* DESCRIPTION OF THE TASK *
Quote each record exactly, please, leaving none out.

— begin DATASET —

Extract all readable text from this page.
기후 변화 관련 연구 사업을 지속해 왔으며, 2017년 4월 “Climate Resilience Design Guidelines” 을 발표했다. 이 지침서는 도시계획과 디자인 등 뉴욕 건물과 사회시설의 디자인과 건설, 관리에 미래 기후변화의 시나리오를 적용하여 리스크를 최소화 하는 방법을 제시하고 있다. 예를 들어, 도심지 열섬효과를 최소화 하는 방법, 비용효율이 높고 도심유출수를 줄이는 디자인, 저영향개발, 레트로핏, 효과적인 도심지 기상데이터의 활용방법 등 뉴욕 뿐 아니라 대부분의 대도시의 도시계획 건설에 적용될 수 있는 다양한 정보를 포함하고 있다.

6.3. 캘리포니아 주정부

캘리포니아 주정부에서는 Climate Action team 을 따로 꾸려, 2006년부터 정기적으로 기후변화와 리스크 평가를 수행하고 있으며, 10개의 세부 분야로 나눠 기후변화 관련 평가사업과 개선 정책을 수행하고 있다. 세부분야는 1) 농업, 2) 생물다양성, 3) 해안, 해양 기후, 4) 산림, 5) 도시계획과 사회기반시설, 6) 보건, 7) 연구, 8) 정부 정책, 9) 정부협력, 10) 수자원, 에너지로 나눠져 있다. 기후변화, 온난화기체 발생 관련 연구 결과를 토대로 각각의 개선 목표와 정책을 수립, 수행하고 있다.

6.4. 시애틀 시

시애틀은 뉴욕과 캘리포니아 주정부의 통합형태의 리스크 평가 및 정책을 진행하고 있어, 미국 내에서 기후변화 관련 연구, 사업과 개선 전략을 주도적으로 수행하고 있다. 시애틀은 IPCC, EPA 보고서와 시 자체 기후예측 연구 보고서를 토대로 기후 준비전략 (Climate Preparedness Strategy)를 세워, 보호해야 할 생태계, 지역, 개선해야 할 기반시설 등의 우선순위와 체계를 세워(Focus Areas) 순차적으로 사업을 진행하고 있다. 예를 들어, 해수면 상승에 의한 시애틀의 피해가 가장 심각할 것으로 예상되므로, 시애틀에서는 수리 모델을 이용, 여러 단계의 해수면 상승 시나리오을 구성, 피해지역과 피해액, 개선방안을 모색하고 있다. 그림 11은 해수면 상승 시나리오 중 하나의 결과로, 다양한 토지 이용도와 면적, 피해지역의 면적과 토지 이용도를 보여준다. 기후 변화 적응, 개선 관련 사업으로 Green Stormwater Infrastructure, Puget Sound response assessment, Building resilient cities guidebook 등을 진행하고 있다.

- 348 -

— end DATASET —

* THE COMPLETED TASK *
Extract all readable text from this page.
기후 변화 관련 연구 사업을 지속해 왔으며, 2017년 4월 “Climate Resilience Design Guidelines” 을 발표했다. 이 지침서는 도시계획과 디자인 등 뉴욕 건물과 사회시설의 디자인과 건설, 관리에 미래 기후변화의 시나리오를 적용하여 리스크를 최소화 하는 방법을 제시하고 있다. 예를 들어, 도심지 열섬효과를 최소화 하는 방법, 비용효율이 높고 도심유출수를 줄이는 디자인, 저영향개발, 레트로핏, 효과적인 도심지 기상데이터의 활용방법 등 뉴욕 뿐 아니라 대부분의 대도시의 도시계획 건설에 적용될 수 있는 다양한 정보를 포함하고 있다.

6.3. 캘리포니아 주정부

캘리포니아 주정부에서는 Climate Action team 을 따로 꾸려, 2006년부터 정기적으로 기후변화와 리스크 평가를 수행하고 있으며, 10개의 세부 분야로 나눠 기후변화 관련 평가사업과 개선 정책을 수행하고 있다. 세부분야는 1) 농업, 2) 생물다양성, 3) 해안, 해양 기후, 4) 산림, 5) 도시계획과 사회기반시설, 6) 보건, 7) 연구, 8) 정부 정책, 9) 정부협력, 10) 수자원, 에너지로 나눠져 있다. 기후변화, 온난화기체 발생 관련 연구 결과를 토대로 각각의 개선 목표와 정책을 수립, 수행하고 있다.

6.4. 시애틀 시

시애틀은 뉴욕과 캘리포니아 주정부의 통합형태의 리스크 평가 및 정책을 진행하고 있어, 미국 내에서 기후변화 관련 연구, 사업과 개선 전략을 주도적으로 수행하고 있다. 시애틀은 IPCC, EPA 보고서와 시 자체 기후예측 연구 보고서를 토대로 기후 준비전략 (Climate Preparedness Strategy)를 세워, 보호해야 할 생태계, 지역, 개선해야 할 기반시설 등의 우선순위와 체계를 세워(Focus Areas) 순차적으로 사업을 진행하고 있다. 예를 들어, 해수면 상승에 의한 시애틀의 피해가 가장 심각할 것으로 예상되므로, 시애틀에서는 수리 모델을 이용, 여러 단계의 해수면 상승 시나리오을 구성, 피해지역과 피해액, 개선방안을 모색하고 있다. 그림 11은 해수면 상승 시나리오 중 하나의 결과로, 다양한 토지 이용도와 면적, 피해지역의 면적과 토지 이용도를 보여준다. 기후 변화 적응, 개선 관련 사업으로 Green Stormwater Infrastructure, Puget Sound response assessment, Building resilient cities guidebook 등을 진행하고 있다.

- 348 -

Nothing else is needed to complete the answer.